Begin Passage given

When we look back at a young Mitch McGary and his career at the University of Michigan, the most common sentiment will probably be "what could have been?" After McGary showed some potential in limited playing time early on in his freshman season, he became a breakout star during the NCAA Tournament thanks to his energy and rebounding, as well as some well-time passes from Trey Burke.
The game that marked the arrival of Mitch McGary as a major NBA prospect was the 4/5 matchup that Michigan faced against VCU in the third round of the 2013 NCAA Tournament. Under head coach Shaka Smart, the Rams were and still are a team that uses its lack of size to its advantage by pressuring bigger, clumsier teams into turnovers and creating transition opportunities.

End Passage given
Begin Records for processing

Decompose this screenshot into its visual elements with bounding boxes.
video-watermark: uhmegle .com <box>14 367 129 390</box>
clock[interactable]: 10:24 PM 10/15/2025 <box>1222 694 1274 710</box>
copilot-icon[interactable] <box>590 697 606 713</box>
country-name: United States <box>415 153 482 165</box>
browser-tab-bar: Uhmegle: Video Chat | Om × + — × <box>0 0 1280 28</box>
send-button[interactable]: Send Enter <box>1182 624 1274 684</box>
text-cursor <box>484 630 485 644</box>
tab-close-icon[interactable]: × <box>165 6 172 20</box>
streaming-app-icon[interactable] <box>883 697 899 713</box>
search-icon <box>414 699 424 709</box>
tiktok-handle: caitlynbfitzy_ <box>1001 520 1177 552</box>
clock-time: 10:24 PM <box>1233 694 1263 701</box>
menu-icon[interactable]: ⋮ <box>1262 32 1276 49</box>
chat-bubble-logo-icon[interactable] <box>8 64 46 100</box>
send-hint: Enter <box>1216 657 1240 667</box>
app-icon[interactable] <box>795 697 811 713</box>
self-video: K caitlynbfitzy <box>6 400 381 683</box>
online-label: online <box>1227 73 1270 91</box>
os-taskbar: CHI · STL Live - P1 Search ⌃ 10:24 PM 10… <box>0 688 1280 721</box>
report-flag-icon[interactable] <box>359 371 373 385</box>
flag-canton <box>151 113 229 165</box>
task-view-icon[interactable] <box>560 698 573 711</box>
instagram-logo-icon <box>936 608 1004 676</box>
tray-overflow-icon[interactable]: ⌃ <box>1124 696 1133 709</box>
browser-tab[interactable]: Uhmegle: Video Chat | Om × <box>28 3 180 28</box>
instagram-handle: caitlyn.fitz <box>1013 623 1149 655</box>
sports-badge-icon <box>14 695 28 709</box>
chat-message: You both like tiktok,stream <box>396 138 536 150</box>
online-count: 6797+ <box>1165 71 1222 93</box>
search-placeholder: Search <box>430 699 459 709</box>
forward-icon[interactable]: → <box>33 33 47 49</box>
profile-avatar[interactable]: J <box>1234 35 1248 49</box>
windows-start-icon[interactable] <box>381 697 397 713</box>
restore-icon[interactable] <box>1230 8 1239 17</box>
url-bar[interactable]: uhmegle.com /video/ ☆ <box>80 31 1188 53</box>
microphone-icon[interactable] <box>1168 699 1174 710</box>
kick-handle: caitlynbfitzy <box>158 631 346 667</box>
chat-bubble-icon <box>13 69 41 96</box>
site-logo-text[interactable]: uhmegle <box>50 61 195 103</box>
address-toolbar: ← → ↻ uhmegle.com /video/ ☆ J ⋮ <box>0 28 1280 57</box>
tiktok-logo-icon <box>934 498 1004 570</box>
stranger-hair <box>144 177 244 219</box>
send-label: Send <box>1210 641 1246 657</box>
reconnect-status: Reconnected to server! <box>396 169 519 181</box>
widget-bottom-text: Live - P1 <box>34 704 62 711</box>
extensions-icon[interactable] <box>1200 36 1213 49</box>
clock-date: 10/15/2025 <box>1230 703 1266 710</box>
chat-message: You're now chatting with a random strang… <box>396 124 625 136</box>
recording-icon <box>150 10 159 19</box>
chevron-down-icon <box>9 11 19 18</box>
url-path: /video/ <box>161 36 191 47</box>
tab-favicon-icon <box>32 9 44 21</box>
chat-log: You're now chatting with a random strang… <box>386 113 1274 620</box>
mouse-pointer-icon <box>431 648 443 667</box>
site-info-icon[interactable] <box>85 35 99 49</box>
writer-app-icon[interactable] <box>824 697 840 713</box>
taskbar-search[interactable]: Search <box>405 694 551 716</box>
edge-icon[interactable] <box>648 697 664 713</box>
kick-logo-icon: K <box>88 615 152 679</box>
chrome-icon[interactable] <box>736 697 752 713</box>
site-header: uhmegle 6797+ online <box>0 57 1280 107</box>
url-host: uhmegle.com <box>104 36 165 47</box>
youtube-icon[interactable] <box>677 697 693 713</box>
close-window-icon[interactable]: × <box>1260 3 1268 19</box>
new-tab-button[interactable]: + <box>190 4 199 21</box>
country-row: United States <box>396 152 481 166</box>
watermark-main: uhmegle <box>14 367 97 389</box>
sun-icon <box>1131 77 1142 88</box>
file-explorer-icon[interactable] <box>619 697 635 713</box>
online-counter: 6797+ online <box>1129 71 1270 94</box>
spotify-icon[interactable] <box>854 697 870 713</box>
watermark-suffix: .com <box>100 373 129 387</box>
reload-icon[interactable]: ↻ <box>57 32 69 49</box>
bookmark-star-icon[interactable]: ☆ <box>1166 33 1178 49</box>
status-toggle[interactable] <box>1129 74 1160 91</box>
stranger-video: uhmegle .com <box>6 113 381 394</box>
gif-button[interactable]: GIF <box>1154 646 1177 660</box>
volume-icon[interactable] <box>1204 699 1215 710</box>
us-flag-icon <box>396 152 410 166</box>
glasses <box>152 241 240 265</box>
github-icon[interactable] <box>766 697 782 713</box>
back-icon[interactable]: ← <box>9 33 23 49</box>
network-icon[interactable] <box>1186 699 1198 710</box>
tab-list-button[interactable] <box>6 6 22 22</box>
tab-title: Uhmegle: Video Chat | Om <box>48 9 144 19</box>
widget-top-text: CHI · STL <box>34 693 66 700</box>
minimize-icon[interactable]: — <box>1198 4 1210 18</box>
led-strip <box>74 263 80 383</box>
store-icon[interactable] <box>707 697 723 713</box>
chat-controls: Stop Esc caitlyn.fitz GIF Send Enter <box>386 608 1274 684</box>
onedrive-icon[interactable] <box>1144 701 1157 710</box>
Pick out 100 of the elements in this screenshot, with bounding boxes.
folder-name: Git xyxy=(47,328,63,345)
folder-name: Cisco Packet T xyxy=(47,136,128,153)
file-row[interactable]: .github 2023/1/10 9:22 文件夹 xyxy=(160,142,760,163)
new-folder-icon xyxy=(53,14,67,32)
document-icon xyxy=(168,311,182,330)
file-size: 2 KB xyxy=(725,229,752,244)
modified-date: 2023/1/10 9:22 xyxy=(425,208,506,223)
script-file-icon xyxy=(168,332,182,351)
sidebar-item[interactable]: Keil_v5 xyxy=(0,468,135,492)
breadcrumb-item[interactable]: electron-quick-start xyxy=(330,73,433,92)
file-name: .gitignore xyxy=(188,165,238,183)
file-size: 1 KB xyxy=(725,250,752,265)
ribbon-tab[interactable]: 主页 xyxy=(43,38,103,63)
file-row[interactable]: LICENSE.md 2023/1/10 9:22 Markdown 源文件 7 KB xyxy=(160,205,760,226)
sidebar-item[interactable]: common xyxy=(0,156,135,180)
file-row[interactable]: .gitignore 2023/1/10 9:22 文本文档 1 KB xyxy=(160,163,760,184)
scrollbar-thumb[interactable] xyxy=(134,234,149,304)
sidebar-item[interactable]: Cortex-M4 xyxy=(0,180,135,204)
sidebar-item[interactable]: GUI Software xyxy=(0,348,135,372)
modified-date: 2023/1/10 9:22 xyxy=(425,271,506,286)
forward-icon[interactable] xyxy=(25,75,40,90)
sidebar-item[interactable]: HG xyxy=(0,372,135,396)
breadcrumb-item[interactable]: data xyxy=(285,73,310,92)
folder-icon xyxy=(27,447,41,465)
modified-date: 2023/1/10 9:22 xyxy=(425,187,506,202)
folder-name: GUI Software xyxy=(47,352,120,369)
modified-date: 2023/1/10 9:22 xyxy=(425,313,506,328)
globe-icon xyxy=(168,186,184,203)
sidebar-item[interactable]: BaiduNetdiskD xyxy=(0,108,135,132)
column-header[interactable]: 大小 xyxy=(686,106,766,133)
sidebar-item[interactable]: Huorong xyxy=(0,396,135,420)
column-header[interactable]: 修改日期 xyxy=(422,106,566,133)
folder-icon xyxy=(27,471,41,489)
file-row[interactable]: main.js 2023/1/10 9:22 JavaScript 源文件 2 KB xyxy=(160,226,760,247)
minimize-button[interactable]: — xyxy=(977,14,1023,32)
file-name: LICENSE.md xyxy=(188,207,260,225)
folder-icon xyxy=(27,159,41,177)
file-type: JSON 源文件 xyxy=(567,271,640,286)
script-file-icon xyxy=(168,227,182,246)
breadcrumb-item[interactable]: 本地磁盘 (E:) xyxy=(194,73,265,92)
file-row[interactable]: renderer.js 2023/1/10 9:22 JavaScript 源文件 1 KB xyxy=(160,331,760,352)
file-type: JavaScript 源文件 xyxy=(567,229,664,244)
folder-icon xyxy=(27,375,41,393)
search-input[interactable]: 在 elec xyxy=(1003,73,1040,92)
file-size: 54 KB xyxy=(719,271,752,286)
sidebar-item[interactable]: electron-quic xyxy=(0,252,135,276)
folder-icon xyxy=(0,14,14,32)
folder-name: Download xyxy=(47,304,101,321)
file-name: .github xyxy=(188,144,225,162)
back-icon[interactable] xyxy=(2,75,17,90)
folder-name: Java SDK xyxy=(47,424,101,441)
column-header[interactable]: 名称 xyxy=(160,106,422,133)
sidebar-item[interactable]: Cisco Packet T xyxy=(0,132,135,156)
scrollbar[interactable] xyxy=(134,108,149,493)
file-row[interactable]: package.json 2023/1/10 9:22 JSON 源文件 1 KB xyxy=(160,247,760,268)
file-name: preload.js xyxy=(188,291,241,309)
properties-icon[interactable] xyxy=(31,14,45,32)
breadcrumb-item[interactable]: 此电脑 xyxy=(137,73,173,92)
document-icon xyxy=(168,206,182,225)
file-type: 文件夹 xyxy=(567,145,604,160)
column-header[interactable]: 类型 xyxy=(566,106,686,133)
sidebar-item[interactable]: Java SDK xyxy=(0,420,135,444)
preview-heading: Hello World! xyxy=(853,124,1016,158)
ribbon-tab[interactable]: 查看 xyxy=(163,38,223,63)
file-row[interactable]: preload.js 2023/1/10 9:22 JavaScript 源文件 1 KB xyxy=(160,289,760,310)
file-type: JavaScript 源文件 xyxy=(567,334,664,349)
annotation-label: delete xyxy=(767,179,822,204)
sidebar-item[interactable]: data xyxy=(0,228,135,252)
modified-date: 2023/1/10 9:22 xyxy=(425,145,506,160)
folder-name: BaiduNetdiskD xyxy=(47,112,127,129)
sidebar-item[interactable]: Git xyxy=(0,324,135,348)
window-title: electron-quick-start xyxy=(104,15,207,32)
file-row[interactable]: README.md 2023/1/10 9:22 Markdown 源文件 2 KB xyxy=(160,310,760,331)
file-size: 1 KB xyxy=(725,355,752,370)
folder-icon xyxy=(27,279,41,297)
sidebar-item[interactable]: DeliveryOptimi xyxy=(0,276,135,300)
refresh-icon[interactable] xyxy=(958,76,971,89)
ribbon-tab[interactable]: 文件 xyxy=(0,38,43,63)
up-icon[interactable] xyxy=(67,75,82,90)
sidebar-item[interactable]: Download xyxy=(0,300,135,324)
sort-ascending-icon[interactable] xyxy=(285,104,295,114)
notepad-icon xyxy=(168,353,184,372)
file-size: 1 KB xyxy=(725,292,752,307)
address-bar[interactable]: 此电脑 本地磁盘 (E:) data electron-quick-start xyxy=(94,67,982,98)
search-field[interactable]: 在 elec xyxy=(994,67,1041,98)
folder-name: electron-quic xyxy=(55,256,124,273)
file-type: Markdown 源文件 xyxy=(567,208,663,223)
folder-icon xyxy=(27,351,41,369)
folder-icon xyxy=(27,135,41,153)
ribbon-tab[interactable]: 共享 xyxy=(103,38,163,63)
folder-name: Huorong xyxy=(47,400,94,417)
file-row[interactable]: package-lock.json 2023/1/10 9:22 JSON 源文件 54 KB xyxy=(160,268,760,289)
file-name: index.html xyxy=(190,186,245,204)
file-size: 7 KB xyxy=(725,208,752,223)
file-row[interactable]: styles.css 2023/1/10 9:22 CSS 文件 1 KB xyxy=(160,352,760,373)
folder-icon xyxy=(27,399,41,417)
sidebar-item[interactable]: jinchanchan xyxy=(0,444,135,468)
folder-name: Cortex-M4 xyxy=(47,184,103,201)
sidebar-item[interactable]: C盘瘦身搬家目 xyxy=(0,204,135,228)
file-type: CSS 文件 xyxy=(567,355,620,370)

End Records for processing

## Tasks and exercises
a - In the passage about Mitch McGary, which team did Michigan face in the third round of the 2013 NCAA Tournament?
b - Update the lines of the records running from their first line through the line containing "country-name: United States" by replacing "copilot-icon" with "assistant-icon" and leaving everything else unchanged. Return only those lines.

## Task responses
a - VCU

b -
Decompose this screenshot into its visual elements with bounding boxes.
video-watermark: uhmegle .com <box>14 367 129 390</box>
clock[interactable]: 10:24 PM 10/15/2025 <box>1222 694 1274 710</box>
assistant-icon[interactable] <box>590 697 606 713</box>
country-name: United States <box>415 153 482 165</box>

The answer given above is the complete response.